▶ _Prompt_:
Please print all of the material below, word for word.
* BEGIN Task data *
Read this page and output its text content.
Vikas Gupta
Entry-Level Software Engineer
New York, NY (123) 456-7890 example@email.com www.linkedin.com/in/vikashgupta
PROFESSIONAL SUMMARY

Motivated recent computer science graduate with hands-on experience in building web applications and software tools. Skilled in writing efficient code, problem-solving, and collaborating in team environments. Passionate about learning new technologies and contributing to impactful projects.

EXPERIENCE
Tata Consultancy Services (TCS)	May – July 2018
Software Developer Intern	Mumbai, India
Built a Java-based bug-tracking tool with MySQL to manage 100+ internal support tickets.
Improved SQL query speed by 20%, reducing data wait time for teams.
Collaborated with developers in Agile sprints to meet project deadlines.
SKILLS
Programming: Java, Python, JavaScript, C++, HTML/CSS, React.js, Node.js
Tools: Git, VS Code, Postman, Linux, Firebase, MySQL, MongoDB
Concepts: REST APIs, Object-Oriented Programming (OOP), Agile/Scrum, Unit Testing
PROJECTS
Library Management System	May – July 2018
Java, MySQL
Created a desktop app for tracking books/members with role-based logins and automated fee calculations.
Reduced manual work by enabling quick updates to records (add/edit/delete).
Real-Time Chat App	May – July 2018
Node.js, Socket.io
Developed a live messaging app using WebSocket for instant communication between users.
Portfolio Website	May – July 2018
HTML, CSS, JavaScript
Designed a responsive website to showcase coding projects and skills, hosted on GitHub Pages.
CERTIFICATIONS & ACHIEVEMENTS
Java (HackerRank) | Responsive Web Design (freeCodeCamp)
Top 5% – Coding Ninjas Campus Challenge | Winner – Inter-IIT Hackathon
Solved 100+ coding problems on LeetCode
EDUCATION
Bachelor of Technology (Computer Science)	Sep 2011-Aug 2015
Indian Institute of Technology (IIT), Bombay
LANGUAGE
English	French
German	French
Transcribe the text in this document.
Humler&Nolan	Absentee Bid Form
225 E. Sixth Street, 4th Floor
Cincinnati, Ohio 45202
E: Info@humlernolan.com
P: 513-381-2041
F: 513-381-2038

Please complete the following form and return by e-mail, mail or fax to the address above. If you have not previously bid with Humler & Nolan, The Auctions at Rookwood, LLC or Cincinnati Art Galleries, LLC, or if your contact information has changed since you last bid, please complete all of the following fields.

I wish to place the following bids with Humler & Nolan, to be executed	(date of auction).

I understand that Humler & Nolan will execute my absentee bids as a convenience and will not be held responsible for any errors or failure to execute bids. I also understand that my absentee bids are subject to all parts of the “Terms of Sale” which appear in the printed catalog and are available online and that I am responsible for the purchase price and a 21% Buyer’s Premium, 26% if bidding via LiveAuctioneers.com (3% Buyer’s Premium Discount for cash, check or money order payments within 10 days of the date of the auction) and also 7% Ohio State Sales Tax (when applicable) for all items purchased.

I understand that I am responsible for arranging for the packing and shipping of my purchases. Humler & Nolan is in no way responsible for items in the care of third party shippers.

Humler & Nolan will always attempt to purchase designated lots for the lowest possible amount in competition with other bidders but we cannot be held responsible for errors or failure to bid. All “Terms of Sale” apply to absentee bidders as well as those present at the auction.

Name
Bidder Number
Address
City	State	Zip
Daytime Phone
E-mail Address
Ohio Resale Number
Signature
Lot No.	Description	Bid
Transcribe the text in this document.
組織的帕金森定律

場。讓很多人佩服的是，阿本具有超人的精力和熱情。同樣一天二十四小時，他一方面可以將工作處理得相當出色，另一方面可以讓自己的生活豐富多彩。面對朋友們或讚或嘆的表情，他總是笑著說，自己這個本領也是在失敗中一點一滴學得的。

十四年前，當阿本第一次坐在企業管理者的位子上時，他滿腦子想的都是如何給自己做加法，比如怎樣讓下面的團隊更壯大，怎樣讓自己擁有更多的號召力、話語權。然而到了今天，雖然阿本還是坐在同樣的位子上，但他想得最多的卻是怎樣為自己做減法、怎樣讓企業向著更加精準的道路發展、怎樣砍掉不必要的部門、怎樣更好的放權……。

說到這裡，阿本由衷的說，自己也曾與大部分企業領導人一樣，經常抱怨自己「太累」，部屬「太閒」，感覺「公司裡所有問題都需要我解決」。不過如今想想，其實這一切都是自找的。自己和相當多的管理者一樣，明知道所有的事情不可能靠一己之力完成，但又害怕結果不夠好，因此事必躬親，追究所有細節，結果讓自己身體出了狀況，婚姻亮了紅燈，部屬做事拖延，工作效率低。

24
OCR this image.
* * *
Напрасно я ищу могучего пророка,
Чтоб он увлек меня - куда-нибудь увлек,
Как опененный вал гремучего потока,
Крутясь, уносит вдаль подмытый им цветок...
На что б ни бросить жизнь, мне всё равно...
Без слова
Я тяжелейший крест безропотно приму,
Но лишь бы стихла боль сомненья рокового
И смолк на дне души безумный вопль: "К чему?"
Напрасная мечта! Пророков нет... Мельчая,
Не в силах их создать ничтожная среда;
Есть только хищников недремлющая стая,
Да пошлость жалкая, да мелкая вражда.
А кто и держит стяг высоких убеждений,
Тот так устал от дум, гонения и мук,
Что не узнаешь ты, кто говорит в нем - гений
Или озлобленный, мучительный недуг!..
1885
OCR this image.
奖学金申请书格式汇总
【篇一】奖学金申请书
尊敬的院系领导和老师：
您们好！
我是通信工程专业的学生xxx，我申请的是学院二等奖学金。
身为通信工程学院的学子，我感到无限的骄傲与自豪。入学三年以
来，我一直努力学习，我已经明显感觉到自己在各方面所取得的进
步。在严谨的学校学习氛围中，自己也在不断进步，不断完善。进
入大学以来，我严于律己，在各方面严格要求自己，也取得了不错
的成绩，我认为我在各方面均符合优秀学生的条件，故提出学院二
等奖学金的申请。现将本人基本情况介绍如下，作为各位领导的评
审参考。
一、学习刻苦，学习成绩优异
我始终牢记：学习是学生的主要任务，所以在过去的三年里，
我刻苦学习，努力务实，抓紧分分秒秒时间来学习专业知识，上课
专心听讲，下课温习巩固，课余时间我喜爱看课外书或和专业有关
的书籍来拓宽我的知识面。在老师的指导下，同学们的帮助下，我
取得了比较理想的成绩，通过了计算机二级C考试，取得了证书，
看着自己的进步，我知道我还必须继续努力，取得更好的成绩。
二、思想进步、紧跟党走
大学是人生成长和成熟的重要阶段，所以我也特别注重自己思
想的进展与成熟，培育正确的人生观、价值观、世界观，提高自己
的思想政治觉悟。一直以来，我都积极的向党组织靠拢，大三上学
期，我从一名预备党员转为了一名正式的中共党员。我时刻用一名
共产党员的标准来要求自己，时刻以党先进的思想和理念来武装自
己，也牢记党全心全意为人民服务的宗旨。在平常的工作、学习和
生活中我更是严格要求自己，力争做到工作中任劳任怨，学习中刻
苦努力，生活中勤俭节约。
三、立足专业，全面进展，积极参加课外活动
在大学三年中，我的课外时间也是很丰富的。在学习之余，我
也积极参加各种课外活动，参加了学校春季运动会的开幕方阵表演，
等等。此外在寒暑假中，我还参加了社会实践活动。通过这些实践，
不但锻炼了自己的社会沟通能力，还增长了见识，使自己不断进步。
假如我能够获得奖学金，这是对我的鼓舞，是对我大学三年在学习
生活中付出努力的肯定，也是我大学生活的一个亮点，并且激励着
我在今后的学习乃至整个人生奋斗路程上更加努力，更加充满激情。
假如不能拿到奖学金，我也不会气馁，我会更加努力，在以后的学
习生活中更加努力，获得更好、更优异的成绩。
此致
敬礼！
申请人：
* END Task data *
▶ _Solution for this task_:
Read this page and output its text content.
Vikas Gupta
Entry-Level Software Engineer
New York, NY (123) 456-7890 example@email.com www.linkedin.com/in/vikashgupta
PROFESSIONAL SUMMARY

Motivated recent computer science graduate with hands-on experience in building web applications and software tools. Skilled in writing efficient code, problem-solving, and collaborating in team environments. Passionate about learning new technologies and contributing to impactful projects.

EXPERIENCE
Tata Consultancy Services (TCS)	May – July 2018
Software Developer Intern	Mumbai, India
Built a Java-based bug-tracking tool with MySQL to manage 100+ internal support tickets.
Improved SQL query speed by 20%, reducing data wait time for teams.
Collaborated with developers in Agile sprints to meet project deadlines.
SKILLS
Programming: Java, Python, JavaScript, C++, HTML/CSS, React.js, Node.js
Tools: Git, VS Code, Postman, Linux, Firebase, MySQL, MongoDB
Concepts: REST APIs, Object-Oriented Programming (OOP), Agile/Scrum, Unit Testing
PROJECTS
Library Management System	May – July 2018
Java, MySQL
Created a desktop app for tracking books/members with role-based logins and automated fee calculations.
Reduced manual work by enabling quick updates to records (add/edit/delete).
Real-Time Chat App	May – July 2018
Node.js, Socket.io
Developed a live messaging app using WebSocket for instant communication between users.
Portfolio Website	May – July 2018
HTML, CSS, JavaScript
Designed a responsive website to showcase coding projects and skills, hosted on GitHub Pages.
CERTIFICATIONS & ACHIEVEMENTS
Java (HackerRank) | Responsive Web Design (freeCodeCamp)
Top 5% – Coding Ninjas Campus Challenge | Winner – Inter-IIT Hackathon
Solved 100+ coding problems on LeetCode
EDUCATION
Bachelor of Technology (Computer Science)	Sep 2011-Aug 2015
Indian Institute of Technology (IIT), Bombay
LANGUAGE
English	French
German	French
Transcribe the text in this document.
Humler&Nolan	Absentee Bid Form
225 E. Sixth Street, 4th Floor
Cincinnati, Ohio 45202
E: Info@humlernolan.com
P: 513-381-2041
F: 513-381-2038

Please complete the following form and return by e-mail, mail or fax to the address above. If you have not previously bid with Humler & Nolan, The Auctions at Rookwood, LLC or Cincinnati Art Galleries, LLC, or if your contact information has changed since you last bid, please complete all of the following fields.

I wish to place the following bids with Humler & Nolan, to be executed	(date of auction).

I understand that Humler & Nolan will execute my absentee bids as a convenience and will not be held responsible for any errors or failure to execute bids. I also understand that my absentee bids are subject to all parts of the “Terms of Sale” which appear in the printed catalog and are available online and that I am responsible for the purchase price and a 21% Buyer’s Premium, 26% if bidding via LiveAuctioneers.com (3% Buyer’s Premium Discount for cash, check or money order payments within 10 days of the date of the auction) and also 7% Ohio State Sales Tax (when applicable) for all items purchased.

I understand that I am responsible for arranging for the packing and shipping of my purchases. Humler & Nolan is in no way responsible for items in the care of third party shippers.

Humler & Nolan will always attempt to purchase designated lots for the lowest possible amount in competition with other bidders but we cannot be held responsible for errors or failure to bid. All “Terms of Sale” apply to absentee bidders as well as those present at the auction.

Name
Bidder Number
Address
City	State	Zip
Daytime Phone
E-mail Address
Ohio Resale Number
Signature
Lot No.	Description	Bid
Transcribe the text in this document.
組織的帕金森定律

場。讓很多人佩服的是，阿本具有超人的精力和熱情。同樣一天二十四小時，他一方面可以將工作處理得相當出色，另一方面可以讓自己的生活豐富多彩。面對朋友們或讚或嘆的表情，他總是笑著說，自己這個本領也是在失敗中一點一滴學得的。

十四年前，當阿本第一次坐在企業管理者的位子上時，他滿腦子想的都是如何給自己做加法，比如怎樣讓下面的團隊更壯大，怎樣讓自己擁有更多的號召力、話語權。然而到了今天，雖然阿本還是坐在同樣的位子上，但他想得最多的卻是怎樣為自己做減法、怎樣讓企業向著更加精準的道路發展、怎樣砍掉不必要的部門、怎樣更好的放權……。

說到這裡，阿本由衷的說，自己也曾與大部分企業領導人一樣，經常抱怨自己「太累」，部屬「太閒」，感覺「公司裡所有問題都需要我解決」。不過如今想想，其實這一切都是自找的。自己和相當多的管理者一樣，明知道所有的事情不可能靠一己之力完成，但又害怕結果不夠好，因此事必躬親，追究所有細節，結果讓自己身體出了狀況，婚姻亮了紅燈，部屬做事拖延，工作效率低。

24
OCR this image.
* * *
Напрасно я ищу могучего пророка,
Чтоб он увлек меня - куда-нибудь увлек,
Как опененный вал гремучего потока,
Крутясь, уносит вдаль подмытый им цветок...
На что б ни бросить жизнь, мне всё равно...
Без слова
Я тяжелейший крест безропотно приму,
Но лишь бы стихла боль сомненья рокового
И смолк на дне души безумный вопль: "К чему?"
Напрасная мечта! Пророков нет... Мельчая,
Не в силах их создать ничтожная среда;
Есть только хищников недремлющая стая,
Да пошлость жалкая, да мелкая вражда.
А кто и держит стяг высоких убеждений,
Тот так устал от дум, гонения и мук,
Что не узнаешь ты, кто говорит в нем - гений
Или озлобленный, мучительный недуг!..
1885
OCR this image.
奖学金申请书格式汇总
【篇一】奖学金申请书
尊敬的院系领导和老师：
您们好！
我是通信工程专业的学生xxx，我申请的是学院二等奖学金。
身为通信工程学院的学子，我感到无限的骄傲与自豪。入学三年以
来，我一直努力学习，我已经明显感觉到自己在各方面所取得的进
步。在严谨的学校学习氛围中，自己也在不断进步，不断完善。进
入大学以来，我严于律己，在各方面严格要求自己，也取得了不错
的成绩，我认为我在各方面均符合优秀学生的条件，故提出学院二
等奖学金的申请。现将本人基本情况介绍如下，作为各位领导的评
审参考。
一、学习刻苦，学习成绩优异
我始终牢记：学习是学生的主要任务，所以在过去的三年里，
我刻苦学习，努力务实，抓紧分分秒秒时间来学习专业知识，上课
专心听讲，下课温习巩固，课余时间我喜爱看课外书或和专业有关
的书籍来拓宽我的知识面。在老师的指导下，同学们的帮助下，我
取得了比较理想的成绩，通过了计算机二级C考试，取得了证书，
看着自己的进步，我知道我还必须继续努力，取得更好的成绩。
二、思想进步、紧跟党走
大学是人生成长和成熟的重要阶段，所以我也特别注重自己思
想的进展与成熟，培育正确的人生观、价值观、世界观，提高自己
的思想政治觉悟。一直以来，我都积极的向党组织靠拢，大三上学
期，我从一名预备党员转为了一名正式的中共党员。我时刻用一名
共产党员的标准来要求自己，时刻以党先进的思想和理念来武装自
己，也牢记党全心全意为人民服务的宗旨。在平常的工作、学习和
生活中我更是严格要求自己，力争做到工作中任劳任怨，学习中刻
苦努力，生活中勤俭节约。
三、立足专业，全面进展，积极参加课外活动
在大学三年中，我的课外时间也是很丰富的。在学习之余，我
也积极参加各种课外活动，参加了学校春季运动会的开幕方阵表演，
等等。此外在寒暑假中，我还参加了社会实践活动。通过这些实践，
不但锻炼了自己的社会沟通能力，还增长了见识，使自己不断进步。
假如我能够获得奖学金，这是对我的鼓舞，是对我大学三年在学习
生活中付出努力的肯定，也是我大学生活的一个亮点，并且激励着
我在今后的学习乃至整个人生奋斗路程上更加努力，更加充满激情。
假如不能拿到奖学金，我也不会气馁，我会更加努力，在以后的学
习生活中更加努力，获得更好、更优异的成绩。
此致
敬礼！
申请人：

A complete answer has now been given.